### WHAT THE EXERCISE ASKS
Quote the records beneath, complete and exact. Leave out images.

### LISTING ###

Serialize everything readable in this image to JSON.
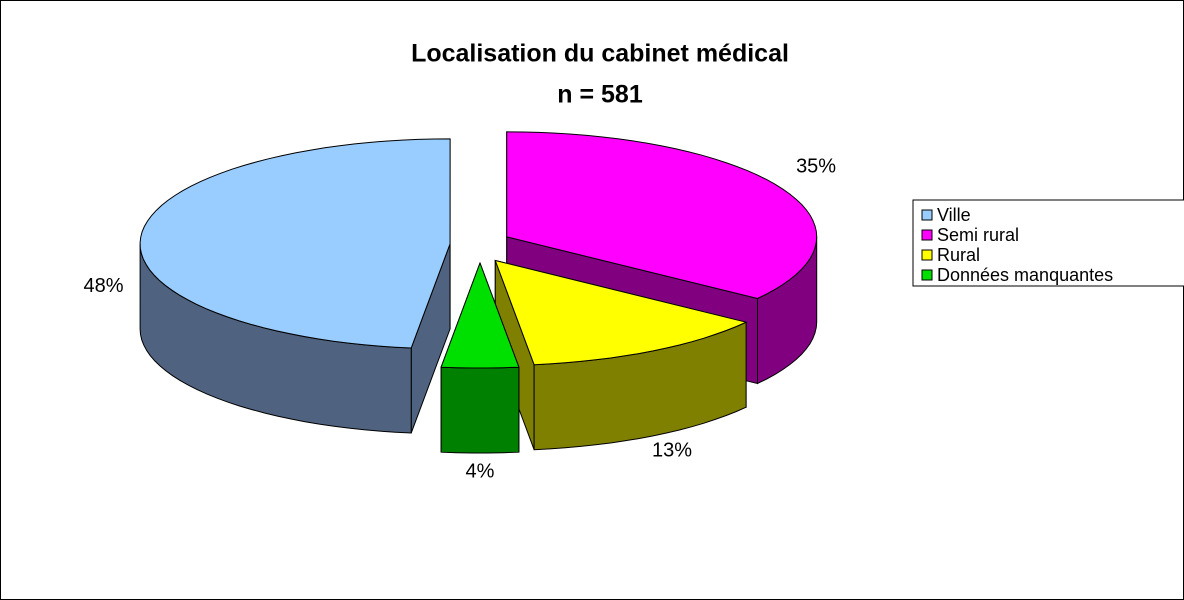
{
  "chart_data": {
    "type": "pie3d",
    "title": "Localisation du cabinet médical",
    "subtitle": "n = 581",
    "categories": [
      "Ville",
      "Semi rural",
      "Rural",
      "Données manquantes"
    ],
    "values": [
      48,
      35,
      13,
      4
    ],
    "value_labels": [
      "48%",
      "35%",
      "13%",
      "4%"
    ],
    "colors": [
      "#99ccff",
      "#ff00ff",
      "#ffff00",
      "#00e000"
    ],
    "side_colors": [
      "#4f6380",
      "#800080",
      "#808000",
      "#008000"
    ],
    "legend": "right"
  }
}
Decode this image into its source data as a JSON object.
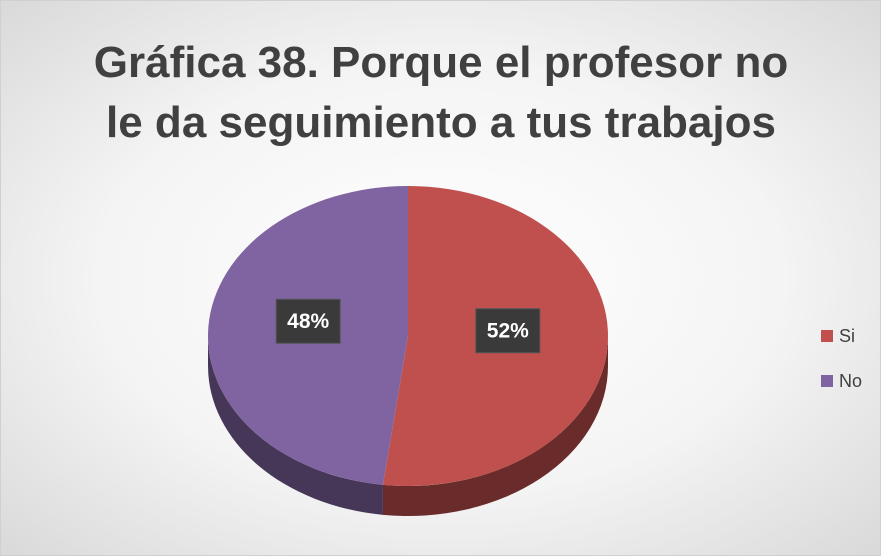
{
  "chart_data": {
    "type": "pie",
    "title": "Gráfica 38. Porque el profesor no le da seguimiento a tus trabajos",
    "categories": [
      "Si",
      "No"
    ],
    "values": [
      52,
      48
    ],
    "value_labels": [
      "52%",
      "48%"
    ],
    "colors": [
      "#c0504d",
      "#8064a2"
    ],
    "legend": "right"
  }
}
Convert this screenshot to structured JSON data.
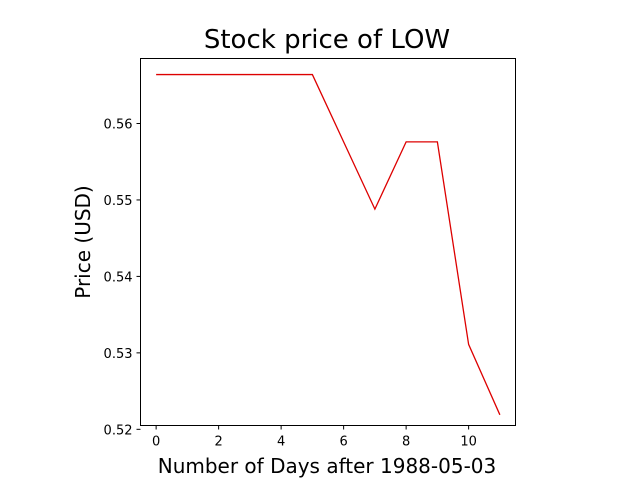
{
  "chart_data": {
    "type": "line",
    "title": "Stock price of LOW",
    "xlabel": "Number of Days after 1988-05-03",
    "ylabel": "Price (USD)",
    "xlim": [
      -0.5,
      11.5
    ],
    "ylim": [
      0.5205,
      0.5685
    ],
    "x_ticks": [
      0,
      2,
      4,
      6,
      8,
      10
    ],
    "x_tick_labels": [
      "0",
      "2",
      "4",
      "6",
      "8",
      "10"
    ],
    "y_ticks": [
      0.52,
      0.53,
      0.54,
      0.55,
      0.56
    ],
    "y_tick_labels": [
      "0.52",
      "0.53",
      "0.54",
      "0.55",
      "0.56"
    ],
    "grid": false,
    "series": [
      {
        "color": "#dd0000",
        "x": [
          0,
          1,
          2,
          3,
          4,
          5,
          6,
          7,
          8,
          9,
          10,
          11
        ],
        "values": [
          0.5664,
          0.5664,
          0.5664,
          0.5664,
          0.5664,
          0.5664,
          0.5576,
          0.5488,
          0.5576,
          0.5576,
          0.5311,
          0.5219
        ]
      }
    ]
  }
}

###

### ANSWER TO THE TASK
Serialize everything readable in this image to JSON.
{
  "chart_data": {
    "type": "pie3d",
    "title": "Localisation du cabinet médical",
    "subtitle": "n = 581",
    "categories": [
      "Ville",
      "Semi rural",
      "Rural",
      "Données manquantes"
    ],
    "values": [
      48,
      35,
      13,
      4
    ],
    "value_labels": [
      "48%",
      "35%",
      "13%",
      "4%"
    ],
    "colors": [
      "#99ccff",
      "#ff00ff",
      "#ffff00",
      "#00e000"
    ],
    "side_colors": [
      "#4f6380",
      "#800080",
      "#808000",
      "#008000"
    ],
    "legend": "right"
  }
}
Decode this image into its source data as a JSON object.
{
  "chart_data": {
    "type": "pie",
    "title": "Gráfica 38. Porque el profesor no le da seguimiento a tus trabajos",
    "categories": [
      "Si",
      "No"
    ],
    "values": [
      52,
      48
    ],
    "value_labels": [
      "52%",
      "48%"
    ],
    "colors": [
      "#c0504d",
      "#8064a2"
    ],
    "legend": "right"
  }
}
Convert this screenshot to structured JSON data.
{
  "chart_data": {
    "type": "line",
    "title": "Stock price of LOW",
    "xlabel": "Number of Days after 1988-05-03",
    "ylabel": "Price (USD)",
    "xlim": [
      -0.5,
      11.5
    ],
    "ylim": [
      0.5205,
      0.5685
    ],
    "x_ticks": [
      0,
      2,
      4,
      6,
      8,
      10
    ],
    "x_tick_labels": [
      "0",
      "2",
      "4",
      "6",
      "8",
      "10"
    ],
    "y_ticks": [
      0.52,
      0.53,
      0.54,
      0.55,
      0.56
    ],
    "y_tick_labels": [
      "0.52",
      "0.53",
      "0.54",
      "0.55",
      "0.56"
    ],
    "grid": false,
    "series": [
      {
        "color": "#dd0000",
        "x": [
          0,
          1,
          2,
          3,
          4,
          5,
          6,
          7,
          8,
          9,
          10,
          11
        ],
        "values": [
          0.5664,
          0.5664,
          0.5664,
          0.5664,
          0.5664,
          0.5664,
          0.5576,
          0.5488,
          0.5576,
          0.5576,
          0.5311,
          0.5219
        ]
      }
    ]
  }
}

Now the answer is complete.